### Brief
Give only the number of lines that contain the word "name".

### Available data
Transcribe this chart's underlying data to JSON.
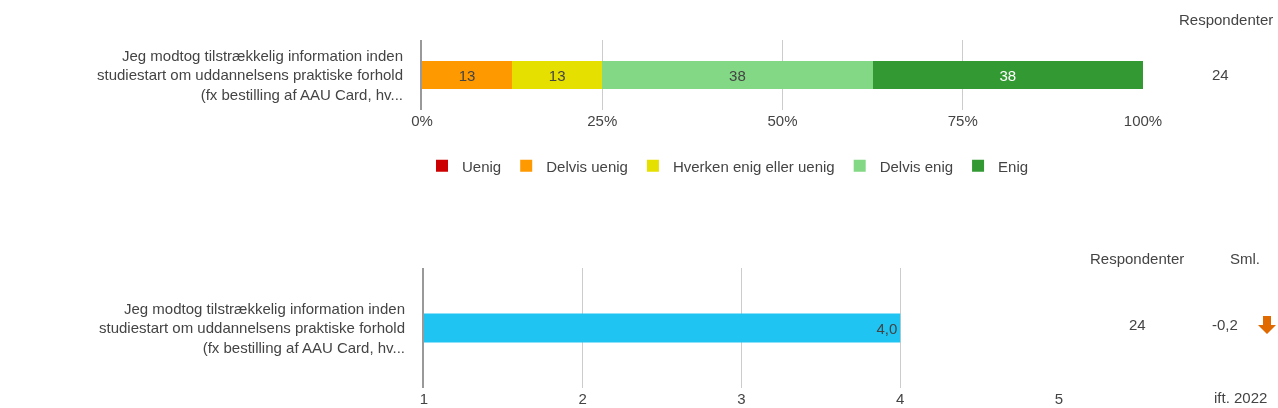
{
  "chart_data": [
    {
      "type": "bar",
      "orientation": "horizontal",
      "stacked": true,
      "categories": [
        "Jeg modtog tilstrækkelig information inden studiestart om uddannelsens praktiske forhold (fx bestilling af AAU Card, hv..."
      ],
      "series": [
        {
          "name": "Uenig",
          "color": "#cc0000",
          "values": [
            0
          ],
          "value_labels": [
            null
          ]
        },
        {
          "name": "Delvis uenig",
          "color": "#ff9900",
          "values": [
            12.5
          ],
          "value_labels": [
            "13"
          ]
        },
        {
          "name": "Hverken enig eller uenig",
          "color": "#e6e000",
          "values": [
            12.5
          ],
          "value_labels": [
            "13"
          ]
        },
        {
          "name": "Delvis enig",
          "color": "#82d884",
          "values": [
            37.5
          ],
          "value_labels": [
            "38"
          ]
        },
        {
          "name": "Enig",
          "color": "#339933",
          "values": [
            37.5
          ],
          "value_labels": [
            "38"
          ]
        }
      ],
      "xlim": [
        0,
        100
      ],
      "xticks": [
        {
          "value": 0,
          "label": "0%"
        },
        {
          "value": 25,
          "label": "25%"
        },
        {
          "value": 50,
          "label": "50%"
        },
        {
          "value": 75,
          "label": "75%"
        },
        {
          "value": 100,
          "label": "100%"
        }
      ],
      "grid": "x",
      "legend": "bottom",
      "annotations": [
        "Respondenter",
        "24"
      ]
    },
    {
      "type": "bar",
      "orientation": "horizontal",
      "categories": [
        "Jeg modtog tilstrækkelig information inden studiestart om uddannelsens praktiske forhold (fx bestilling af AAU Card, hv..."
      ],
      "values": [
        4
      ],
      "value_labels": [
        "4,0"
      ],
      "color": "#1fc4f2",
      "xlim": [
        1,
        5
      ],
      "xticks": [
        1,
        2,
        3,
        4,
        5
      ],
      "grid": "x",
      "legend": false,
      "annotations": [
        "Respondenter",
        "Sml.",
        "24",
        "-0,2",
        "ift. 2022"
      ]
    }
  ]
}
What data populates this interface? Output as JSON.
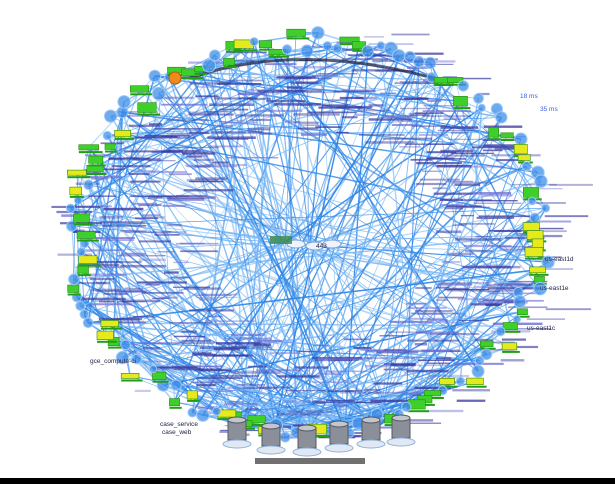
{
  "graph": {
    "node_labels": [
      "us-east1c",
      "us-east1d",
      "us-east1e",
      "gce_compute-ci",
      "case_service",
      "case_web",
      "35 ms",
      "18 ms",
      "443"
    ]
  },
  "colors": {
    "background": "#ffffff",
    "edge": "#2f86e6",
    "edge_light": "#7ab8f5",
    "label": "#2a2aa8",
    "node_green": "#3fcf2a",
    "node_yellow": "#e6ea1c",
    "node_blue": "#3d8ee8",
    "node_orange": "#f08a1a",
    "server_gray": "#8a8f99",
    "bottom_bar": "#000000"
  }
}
---
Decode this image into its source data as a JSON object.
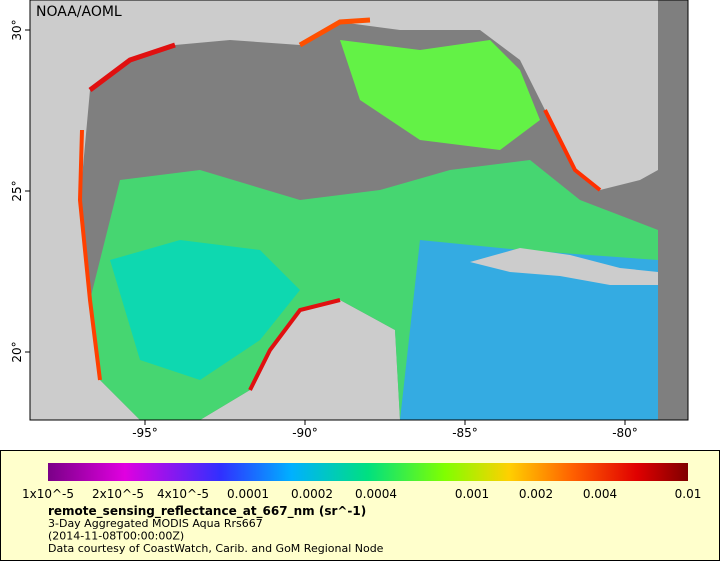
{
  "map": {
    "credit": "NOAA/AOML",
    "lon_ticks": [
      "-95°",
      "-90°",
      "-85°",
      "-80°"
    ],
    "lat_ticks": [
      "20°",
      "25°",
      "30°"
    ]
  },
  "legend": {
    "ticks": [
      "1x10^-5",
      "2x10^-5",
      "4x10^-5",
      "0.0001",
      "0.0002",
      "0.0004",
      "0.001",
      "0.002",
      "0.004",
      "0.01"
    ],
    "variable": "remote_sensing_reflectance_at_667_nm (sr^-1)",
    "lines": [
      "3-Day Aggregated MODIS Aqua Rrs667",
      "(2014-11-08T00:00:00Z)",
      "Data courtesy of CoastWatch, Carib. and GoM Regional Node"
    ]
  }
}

### Task result
5